- [Given instruction] Give only the number of lines in these records that contain the word "title".

Dataset excerpts:
[BEGIN]
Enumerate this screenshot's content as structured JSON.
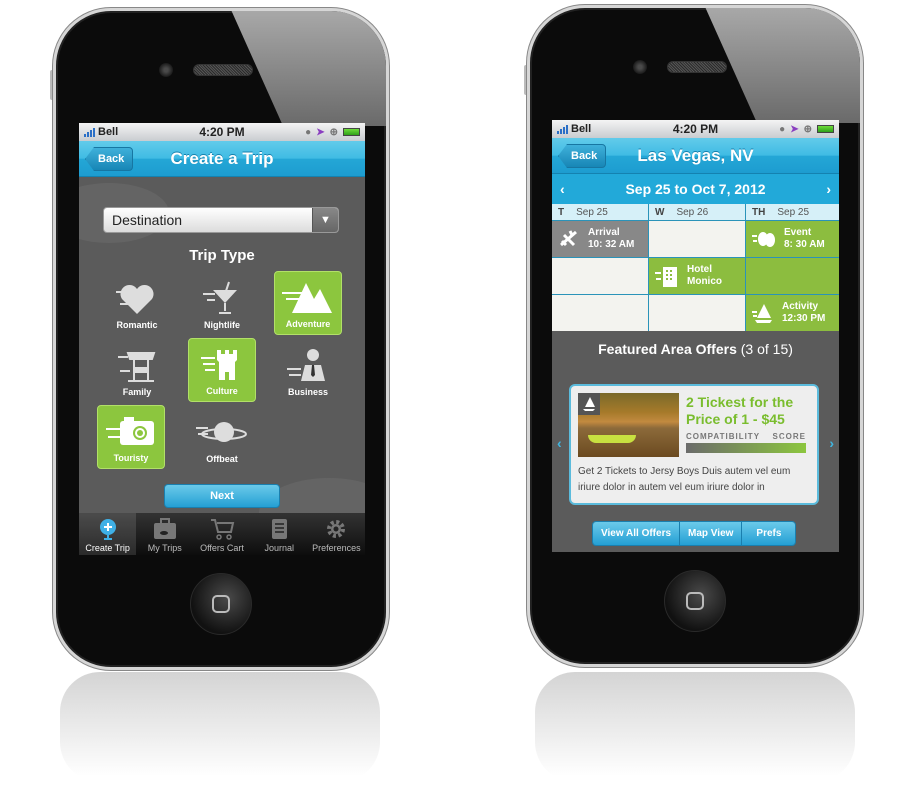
{
  "status_bar": {
    "carrier": "Bell",
    "time": "4:20 PM"
  },
  "left_screen": {
    "nav": {
      "back_label": "Back",
      "title": "Create a Trip"
    },
    "dropdown": {
      "selected": "Destination"
    },
    "trip_type_label": "Trip Type",
    "trip_types": [
      {
        "label": "Romantic",
        "icon": "heart-icon",
        "selected": false
      },
      {
        "label": "Nightlife",
        "icon": "cocktail-icon",
        "selected": false
      },
      {
        "label": "Adventure",
        "icon": "mountains-icon",
        "selected": true
      },
      {
        "label": "Family",
        "icon": "carousel-icon",
        "selected": false
      },
      {
        "label": "Culture",
        "icon": "castle-tower-icon",
        "selected": true
      },
      {
        "label": "Business",
        "icon": "businessman-icon",
        "selected": false
      },
      {
        "label": "Touristy",
        "icon": "camera-icon",
        "selected": true
      },
      {
        "label": "Offbeat",
        "icon": "planet-icon",
        "selected": false
      }
    ],
    "next_label": "Next",
    "tabs": [
      {
        "label": "Create Trip",
        "icon": "globe-icon",
        "active": true
      },
      {
        "label": "My Trips",
        "icon": "suitcase-icon",
        "active": false
      },
      {
        "label": "Offers Cart",
        "icon": "cart-icon",
        "active": false
      },
      {
        "label": "Journal",
        "icon": "notebook-icon",
        "active": false
      },
      {
        "label": "Preferences",
        "icon": "gear-icon",
        "active": false
      }
    ]
  },
  "right_screen": {
    "nav": {
      "back_label": "Back",
      "title": "Las Vegas, NV"
    },
    "date_range": "Sep 25 to Oct 7, 2012",
    "days": [
      {
        "day": "T",
        "date": "Sep 25"
      },
      {
        "day": "W",
        "date": "Sep 26"
      },
      {
        "day": "TH",
        "date": "Sep 25"
      }
    ],
    "events": {
      "arrival": {
        "line1": "Arrival",
        "line2": "10: 32 AM"
      },
      "event": {
        "line1": "Event",
        "line2": "8: 30 AM"
      },
      "hotel": {
        "line1": "Hotel",
        "line2": "Monico"
      },
      "activity": {
        "line1": "Activity",
        "line2": "12:30 PM"
      }
    },
    "featured": {
      "title": "Featured Area Offers",
      "count": "(3 of 15)"
    },
    "offer": {
      "title": "2 Tickest for the Price of 1 - $45",
      "compat_label": "COMPATIBILITY",
      "score_label": "SCORE",
      "score_fraction": 0.8,
      "description": "Get 2 Tickets to Jersy Boys Duis autem vel eum iriure dolor in autem vel eum iriure dolor in"
    },
    "buttons": {
      "view_all": "View All Offers",
      "map_view": "Map View",
      "prefs": "Prefs"
    }
  },
  "colors": {
    "accent_blue": "#22a9d9",
    "accent_green": "#8cc63e",
    "dark_bg": "#5b5b5b"
  }
}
[END]
- [Result of this task] 4